# TASK STATEMENT
Could you print every record below exactly as it appears?

# SUPPLIED ENTRIES
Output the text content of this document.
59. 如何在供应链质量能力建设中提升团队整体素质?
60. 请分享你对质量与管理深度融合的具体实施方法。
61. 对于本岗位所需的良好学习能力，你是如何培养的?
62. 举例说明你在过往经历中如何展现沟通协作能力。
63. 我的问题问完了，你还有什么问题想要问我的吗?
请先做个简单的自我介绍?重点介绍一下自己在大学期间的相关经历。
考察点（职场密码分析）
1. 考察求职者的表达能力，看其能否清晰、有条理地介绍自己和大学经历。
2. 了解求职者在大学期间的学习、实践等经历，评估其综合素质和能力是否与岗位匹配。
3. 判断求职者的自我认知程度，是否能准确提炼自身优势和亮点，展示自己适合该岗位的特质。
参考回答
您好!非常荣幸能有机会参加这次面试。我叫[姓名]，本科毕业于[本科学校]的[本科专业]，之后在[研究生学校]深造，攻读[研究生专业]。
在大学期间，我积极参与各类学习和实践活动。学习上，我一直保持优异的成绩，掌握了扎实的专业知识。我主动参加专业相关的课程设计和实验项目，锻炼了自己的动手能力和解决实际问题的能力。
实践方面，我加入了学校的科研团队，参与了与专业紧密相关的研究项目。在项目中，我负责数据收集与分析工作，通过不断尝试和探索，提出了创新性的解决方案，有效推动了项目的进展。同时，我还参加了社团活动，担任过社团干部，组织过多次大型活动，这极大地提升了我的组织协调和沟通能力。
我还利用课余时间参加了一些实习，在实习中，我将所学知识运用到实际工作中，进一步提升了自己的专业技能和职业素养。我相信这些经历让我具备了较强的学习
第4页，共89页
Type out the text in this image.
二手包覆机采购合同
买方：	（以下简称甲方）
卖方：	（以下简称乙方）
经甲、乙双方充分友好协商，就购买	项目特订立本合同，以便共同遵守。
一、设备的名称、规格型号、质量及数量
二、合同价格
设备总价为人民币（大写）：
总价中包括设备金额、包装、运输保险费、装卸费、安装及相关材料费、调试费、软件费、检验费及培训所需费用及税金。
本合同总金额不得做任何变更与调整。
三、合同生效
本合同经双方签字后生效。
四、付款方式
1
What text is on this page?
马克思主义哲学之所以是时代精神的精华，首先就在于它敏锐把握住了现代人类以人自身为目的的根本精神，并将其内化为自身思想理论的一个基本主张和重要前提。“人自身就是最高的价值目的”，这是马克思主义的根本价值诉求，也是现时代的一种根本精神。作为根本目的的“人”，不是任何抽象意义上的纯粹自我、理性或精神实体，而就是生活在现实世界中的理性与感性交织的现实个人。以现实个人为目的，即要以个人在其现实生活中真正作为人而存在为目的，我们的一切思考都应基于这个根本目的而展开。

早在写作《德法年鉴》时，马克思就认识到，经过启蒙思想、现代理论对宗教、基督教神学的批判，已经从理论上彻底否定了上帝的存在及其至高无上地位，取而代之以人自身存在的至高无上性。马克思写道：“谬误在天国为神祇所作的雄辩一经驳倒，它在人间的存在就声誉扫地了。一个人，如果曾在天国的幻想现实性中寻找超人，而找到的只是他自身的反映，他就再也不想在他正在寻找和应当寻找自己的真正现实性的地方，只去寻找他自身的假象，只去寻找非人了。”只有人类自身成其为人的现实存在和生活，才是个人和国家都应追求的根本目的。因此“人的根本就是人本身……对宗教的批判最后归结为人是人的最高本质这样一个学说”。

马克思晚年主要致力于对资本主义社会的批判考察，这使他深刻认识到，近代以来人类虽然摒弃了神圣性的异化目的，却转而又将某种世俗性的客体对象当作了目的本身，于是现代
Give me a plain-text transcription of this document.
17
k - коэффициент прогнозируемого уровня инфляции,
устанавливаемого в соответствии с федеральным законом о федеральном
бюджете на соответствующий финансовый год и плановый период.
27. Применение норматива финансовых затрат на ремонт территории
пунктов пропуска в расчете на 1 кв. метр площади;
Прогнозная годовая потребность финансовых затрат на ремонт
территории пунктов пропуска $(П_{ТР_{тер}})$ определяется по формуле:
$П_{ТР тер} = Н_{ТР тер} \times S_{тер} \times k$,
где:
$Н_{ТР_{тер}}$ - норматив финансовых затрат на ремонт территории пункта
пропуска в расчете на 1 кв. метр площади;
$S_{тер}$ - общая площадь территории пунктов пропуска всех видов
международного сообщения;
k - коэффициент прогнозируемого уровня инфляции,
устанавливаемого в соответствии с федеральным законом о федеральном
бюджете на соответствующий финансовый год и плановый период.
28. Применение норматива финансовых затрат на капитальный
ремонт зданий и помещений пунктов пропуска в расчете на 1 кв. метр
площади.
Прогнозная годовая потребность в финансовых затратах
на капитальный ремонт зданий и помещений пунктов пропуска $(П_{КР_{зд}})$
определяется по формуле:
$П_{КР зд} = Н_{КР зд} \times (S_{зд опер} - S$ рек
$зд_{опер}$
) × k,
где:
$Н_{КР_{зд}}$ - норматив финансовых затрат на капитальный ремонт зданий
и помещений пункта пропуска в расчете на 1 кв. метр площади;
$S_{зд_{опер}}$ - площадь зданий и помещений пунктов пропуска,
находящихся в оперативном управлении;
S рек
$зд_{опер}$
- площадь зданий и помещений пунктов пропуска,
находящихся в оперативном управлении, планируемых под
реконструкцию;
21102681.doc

# SOLUTION FOR THIS EXERCISE
Output the text content of this document.
59. 如何在供应链质量能力建设中提升团队整体素质?
60. 请分享你对质量与管理深度融合的具体实施方法。
61. 对于本岗位所需的良好学习能力，你是如何培养的?
62. 举例说明你在过往经历中如何展现沟通协作能力。
63. 我的问题问完了，你还有什么问题想要问我的吗?
请先做个简单的自我介绍?重点介绍一下自己在大学期间的相关经历。
考察点（职场密码分析）
1. 考察求职者的表达能力，看其能否清晰、有条理地介绍自己和大学经历。
2. 了解求职者在大学期间的学习、实践等经历，评估其综合素质和能力是否与岗位匹配。
3. 判断求职者的自我认知程度，是否能准确提炼自身优势和亮点，展示自己适合该岗位的特质。
参考回答
您好!非常荣幸能有机会参加这次面试。我叫[姓名]，本科毕业于[本科学校]的[本科专业]，之后在[研究生学校]深造，攻读[研究生专业]。
在大学期间，我积极参与各类学习和实践活动。学习上，我一直保持优异的成绩，掌握了扎实的专业知识。我主动参加专业相关的课程设计和实验项目，锻炼了自己的动手能力和解决实际问题的能力。
实践方面，我加入了学校的科研团队，参与了与专业紧密相关的研究项目。在项目中，我负责数据收集与分析工作，通过不断尝试和探索，提出了创新性的解决方案，有效推动了项目的进展。同时，我还参加了社团活动，担任过社团干部，组织过多次大型活动，这极大地提升了我的组织协调和沟通能力。
我还利用课余时间参加了一些实习，在实习中，我将所学知识运用到实际工作中，进一步提升了自己的专业技能和职业素养。我相信这些经历让我具备了较强的学习
第4页，共89页
Type out the text in this image.
二手包覆机采购合同
买方：	（以下简称甲方）
卖方：	（以下简称乙方）
经甲、乙双方充分友好协商，就购买	项目特订立本合同，以便共同遵守。
一、设备的名称、规格型号、质量及数量
二、合同价格
设备总价为人民币（大写）：
总价中包括设备金额、包装、运输保险费、装卸费、安装及相关材料费、调试费、软件费、检验费及培训所需费用及税金。
本合同总金额不得做任何变更与调整。
三、合同生效
本合同经双方签字后生效。
四、付款方式
1
What text is on this page?
马克思主义哲学之所以是时代精神的精华，首先就在于它敏锐把握住了现代人类以人自身为目的的根本精神，并将其内化为自身思想理论的一个基本主张和重要前提。“人自身就是最高的价值目的”，这是马克思主义的根本价值诉求，也是现时代的一种根本精神。作为根本目的的“人”，不是任何抽象意义上的纯粹自我、理性或精神实体，而就是生活在现实世界中的理性与感性交织的现实个人。以现实个人为目的，即要以个人在其现实生活中真正作为人而存在为目的，我们的一切思考都应基于这个根本目的而展开。

早在写作《德法年鉴》时，马克思就认识到，经过启蒙思想、现代理论对宗教、基督教神学的批判，已经从理论上彻底否定了上帝的存在及其至高无上地位，取而代之以人自身存在的至高无上性。马克思写道：“谬误在天国为神祇所作的雄辩一经驳倒，它在人间的存在就声誉扫地了。一个人，如果曾在天国的幻想现实性中寻找超人，而找到的只是他自身的反映，他就再也不想在他正在寻找和应当寻找自己的真正现实性的地方，只去寻找他自身的假象，只去寻找非人了。”只有人类自身成其为人的现实存在和生活，才是个人和国家都应追求的根本目的。因此“人的根本就是人本身……对宗教的批判最后归结为人是人的最高本质这样一个学说”。

马克思晚年主要致力于对资本主义社会的批判考察，这使他深刻认识到，近代以来人类虽然摒弃了神圣性的异化目的，却转而又将某种世俗性的客体对象当作了目的本身，于是现代
Give me a plain-text transcription of this document.
17
k - коэффициент прогнозируемого уровня инфляции,
устанавливаемого в соответствии с федеральным законом о федеральном
бюджете на соответствующий финансовый год и плановый период.
27. Применение норматива финансовых затрат на ремонт территории
пунктов пропуска в расчете на 1 кв. метр площади;
Прогнозная годовая потребность финансовых затрат на ремонт
территории пунктов пропуска $(П_{ТР_{тер}})$ определяется по формуле:
$П_{ТР тер} = Н_{ТР тер} \times S_{тер} \times k$,
где:
$Н_{ТР_{тер}}$ - норматив финансовых затрат на ремонт территории пункта
пропуска в расчете на 1 кв. метр площади;
$S_{тер}$ - общая площадь территории пунктов пропуска всех видов
международного сообщения;
k - коэффициент прогнозируемого уровня инфляции,
устанавливаемого в соответствии с федеральным законом о федеральном
бюджете на соответствующий финансовый год и плановый период.
28. Применение норматива финансовых затрат на капитальный
ремонт зданий и помещений пунктов пропуска в расчете на 1 кв. метр
площади.
Прогнозная годовая потребность в финансовых затратах
на капитальный ремонт зданий и помещений пунктов пропуска $(П_{КР_{зд}})$
определяется по формуле:
$П_{КР зд} = Н_{КР зд} \times (S_{зд опер} - S$ рек
$зд_{опер}$
) × k,
где:
$Н_{КР_{зд}}$ - норматив финансовых затрат на капитальный ремонт зданий
и помещений пункта пропуска в расчете на 1 кв. метр площади;
$S_{зд_{опер}}$ - площадь зданий и помещений пунктов пропуска,
находящихся в оперативном управлении;
S рек
$зд_{опер}$
- площадь зданий и помещений пунктов пропуска,
находящихся в оперативном управлении, планируемых под
реконструкцию;
21102681.doc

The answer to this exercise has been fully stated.